◆ YOUR INSTRUCTIONS:
Print each record exactly as it appears, but drop the images.

◆ PROVIDED RECORDS:
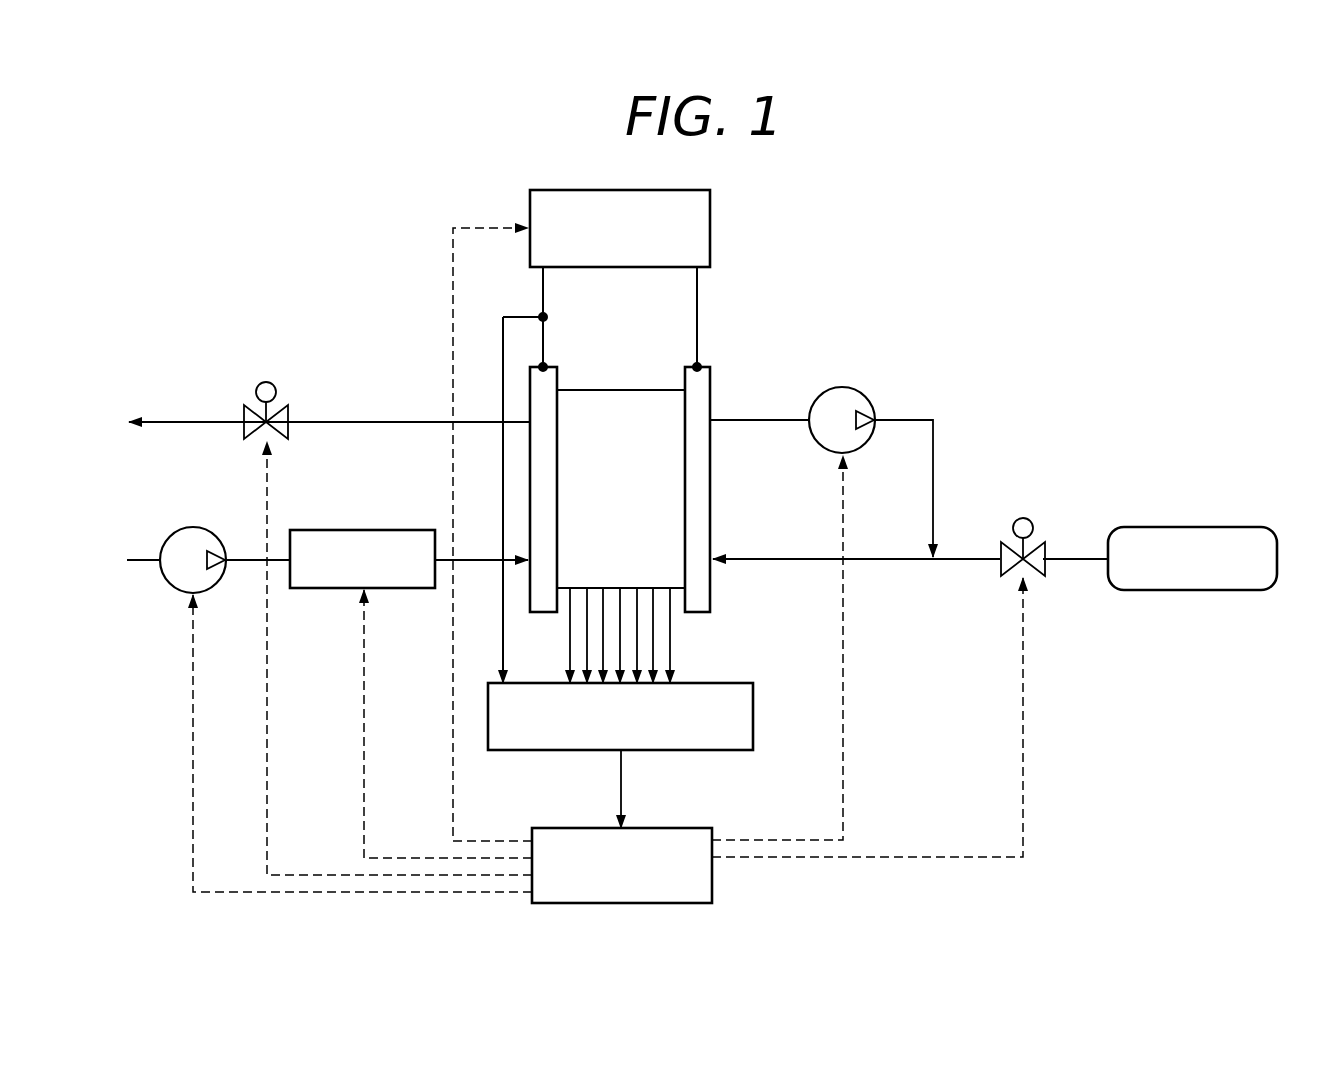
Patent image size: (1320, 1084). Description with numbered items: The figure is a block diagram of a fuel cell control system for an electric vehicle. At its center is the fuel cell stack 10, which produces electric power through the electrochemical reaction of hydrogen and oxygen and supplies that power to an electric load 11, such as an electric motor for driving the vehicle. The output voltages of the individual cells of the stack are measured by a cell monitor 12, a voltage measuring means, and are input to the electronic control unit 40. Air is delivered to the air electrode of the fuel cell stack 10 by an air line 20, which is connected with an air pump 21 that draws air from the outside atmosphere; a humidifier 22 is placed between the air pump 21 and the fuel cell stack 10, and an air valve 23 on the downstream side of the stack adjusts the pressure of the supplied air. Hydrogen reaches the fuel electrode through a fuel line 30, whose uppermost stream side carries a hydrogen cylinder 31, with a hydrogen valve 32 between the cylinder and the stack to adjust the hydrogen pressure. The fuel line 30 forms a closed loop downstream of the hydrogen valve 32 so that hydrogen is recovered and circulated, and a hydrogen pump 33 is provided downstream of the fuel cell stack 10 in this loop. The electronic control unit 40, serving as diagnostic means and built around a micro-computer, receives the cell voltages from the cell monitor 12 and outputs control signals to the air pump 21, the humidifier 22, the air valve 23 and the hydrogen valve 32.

The fuel cell stack 10 is at (632, 404).
The electric load 11 is at (712, 219).
The cell monitor 12 is at (755, 711).
The air line 20 is at (358, 422).
The air pump 21 is at (200, 527).
The humidifier 22 is at (388, 530).
The air valve 23 is at (270, 381).
The fuel line 30 is at (905, 420).
The hydrogen cylinder 31 is at (1228, 527).
The hydrogen valve 32 is at (1027, 518).
The hydrogen pump 33 is at (848, 387).
The electronic control unit 40 is at (660, 828).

◆ EXERCISE RESULT:
Patent image size: (1320, 1084). Description with numbered items: The figure is a block diagram of a fuel cell control system for an electric vehicle. At its center is the fuel cell stack 10, which produces electric power through the electrochemical reaction of hydrogen and oxygen and supplies that power to an electric load 11, such as an electric motor for driving the vehicle. The output voltages of the individual cells of the stack are measured by a cell monitor 12, a voltage measuring means, and are input to the electronic control unit 40. Air is delivered to the air electrode of the fuel cell stack 10 by an air line 20, which is connected with an air pump 21 that draws air from the outside atmosphere; a humidifier 22 is placed between the air pump 21 and the fuel cell stack 10, and an air valve 23 on the downstream side of the stack adjusts the pressure of the supplied air. Hydrogen reaches the fuel electrode through a fuel line 30, whose uppermost stream side carries a hydrogen cylinder 31, with a hydrogen valve 32 between the cylinder and the stack to adjust the hydrogen pressure. The fuel line 30 forms a closed loop downstream of the hydrogen valve 32 so that hydrogen is recovered and circulated, and a hydrogen pump 33 is provided downstream of the fuel cell stack 10 in this loop. The electronic control unit 40, serving as diagnostic means and built around a micro-computer, receives the cell voltages from the cell monitor 12 and outputs control signals to the air pump 21, the humidifier 22, the air valve 23 and the hydrogen valve 32.

The fuel cell stack 10 is at (632, 404).
The electric load 11 is at (712, 219).
The cell monitor 12 is at (755, 711).
The air line 20 is at (358, 422).
The air pump 21 is at (200, 527).
The humidifier 22 is at (388, 530).
The air valve 23 is at (270, 381).
The fuel line 30 is at (905, 420).
The hydrogen cylinder 31 is at (1228, 527).
The hydrogen valve 32 is at (1027, 518).
The hydrogen pump 33 is at (848, 387).
The electronic control unit 40 is at (660, 828).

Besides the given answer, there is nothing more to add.